Recorded data

*****

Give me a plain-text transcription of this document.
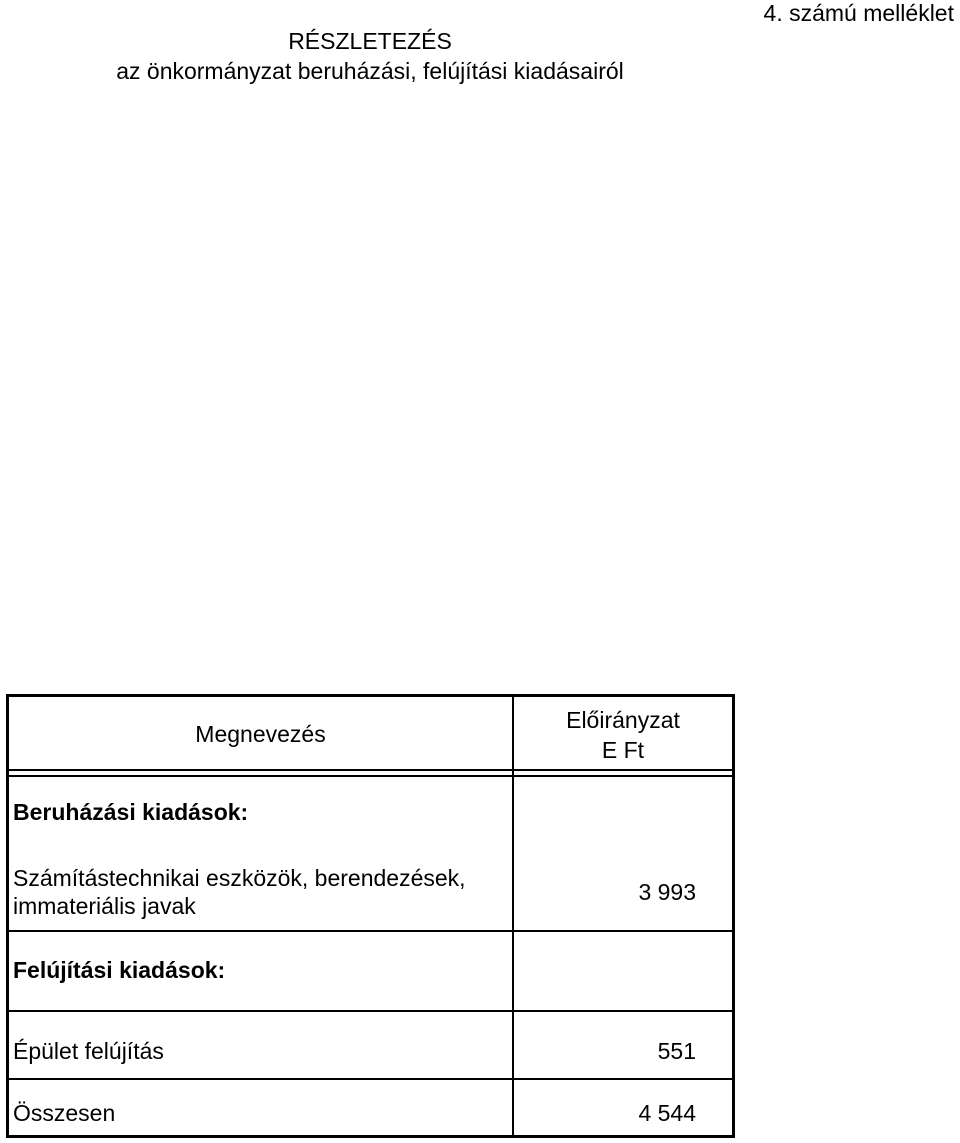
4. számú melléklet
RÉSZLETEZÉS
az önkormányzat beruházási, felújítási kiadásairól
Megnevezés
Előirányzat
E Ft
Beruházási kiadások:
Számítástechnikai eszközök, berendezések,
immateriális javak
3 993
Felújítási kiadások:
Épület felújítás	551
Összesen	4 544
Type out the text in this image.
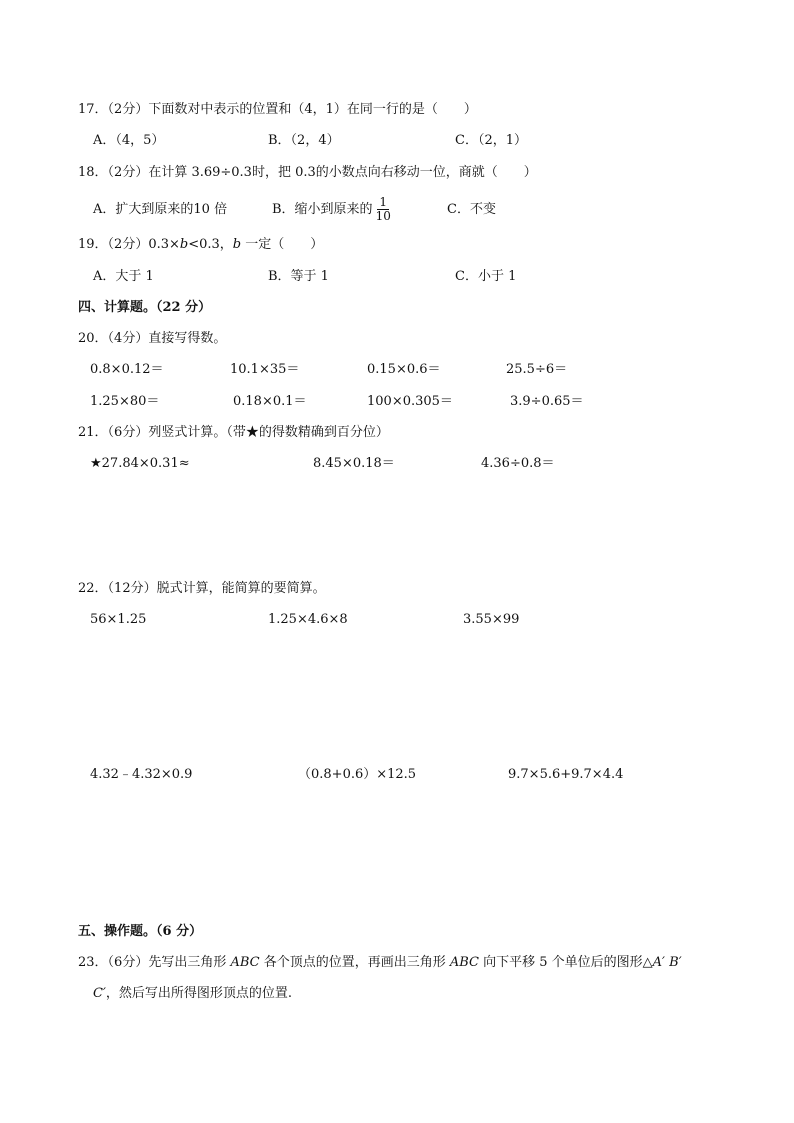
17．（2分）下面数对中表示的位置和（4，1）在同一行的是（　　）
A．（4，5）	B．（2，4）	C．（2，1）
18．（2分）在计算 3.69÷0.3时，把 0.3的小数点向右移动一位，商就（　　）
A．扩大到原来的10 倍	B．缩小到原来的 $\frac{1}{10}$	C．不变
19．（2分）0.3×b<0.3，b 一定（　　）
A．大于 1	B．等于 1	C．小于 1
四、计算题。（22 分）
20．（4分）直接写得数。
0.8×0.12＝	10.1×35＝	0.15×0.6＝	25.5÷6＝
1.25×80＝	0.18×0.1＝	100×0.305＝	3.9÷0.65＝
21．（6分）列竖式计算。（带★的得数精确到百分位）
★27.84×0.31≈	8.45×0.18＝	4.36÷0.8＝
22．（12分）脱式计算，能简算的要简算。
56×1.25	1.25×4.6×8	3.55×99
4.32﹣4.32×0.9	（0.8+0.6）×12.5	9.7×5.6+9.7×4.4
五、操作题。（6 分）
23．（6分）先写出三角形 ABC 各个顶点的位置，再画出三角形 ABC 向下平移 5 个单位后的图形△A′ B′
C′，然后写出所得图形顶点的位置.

*****

## Your objective
All the records above need to be given again word for word. Skip the pictures.

## Response to the exercise
Give me a plain-text transcription of this document.
4. számú melléklet
RÉSZLETEZÉS
az önkormányzat beruházási, felújítási kiadásairól
Megnevezés
Előirányzat
E Ft
Beruházási kiadások:
Számítástechnikai eszközök, berendezések,
immateriális javak
3 993
Felújítási kiadások:
Épület felújítás	551
Összesen	4 544
Type out the text in this image.
17．（2分）下面数对中表示的位置和（4，1）在同一行的是（　　）
A．（4，5）	B．（2，4）	C．（2，1）
18．（2分）在计算 3.69÷0.3时，把 0.3的小数点向右移动一位，商就（　　）
A．扩大到原来的10 倍	B．缩小到原来的 $\frac{1}{10}$	C．不变
19．（2分）0.3×b<0.3，b 一定（　　）
A．大于 1	B．等于 1	C．小于 1
四、计算题。（22 分）
20．（4分）直接写得数。
0.8×0.12＝	10.1×35＝	0.15×0.6＝	25.5÷6＝
1.25×80＝	0.18×0.1＝	100×0.305＝	3.9÷0.65＝
21．（6分）列竖式计算。（带★的得数精确到百分位）
★27.84×0.31≈	8.45×0.18＝	4.36÷0.8＝
22．（12分）脱式计算，能简算的要简算。
56×1.25	1.25×4.6×8	3.55×99
4.32﹣4.32×0.9	（0.8+0.6）×12.5	9.7×5.6+9.7×4.4
五、操作题。（6 分）
23．（6分）先写出三角形 ABC 各个顶点的位置，再画出三角形 ABC 向下平移 5 个单位后的图形△A′ B′
C′，然后写出所得图形顶点的位置.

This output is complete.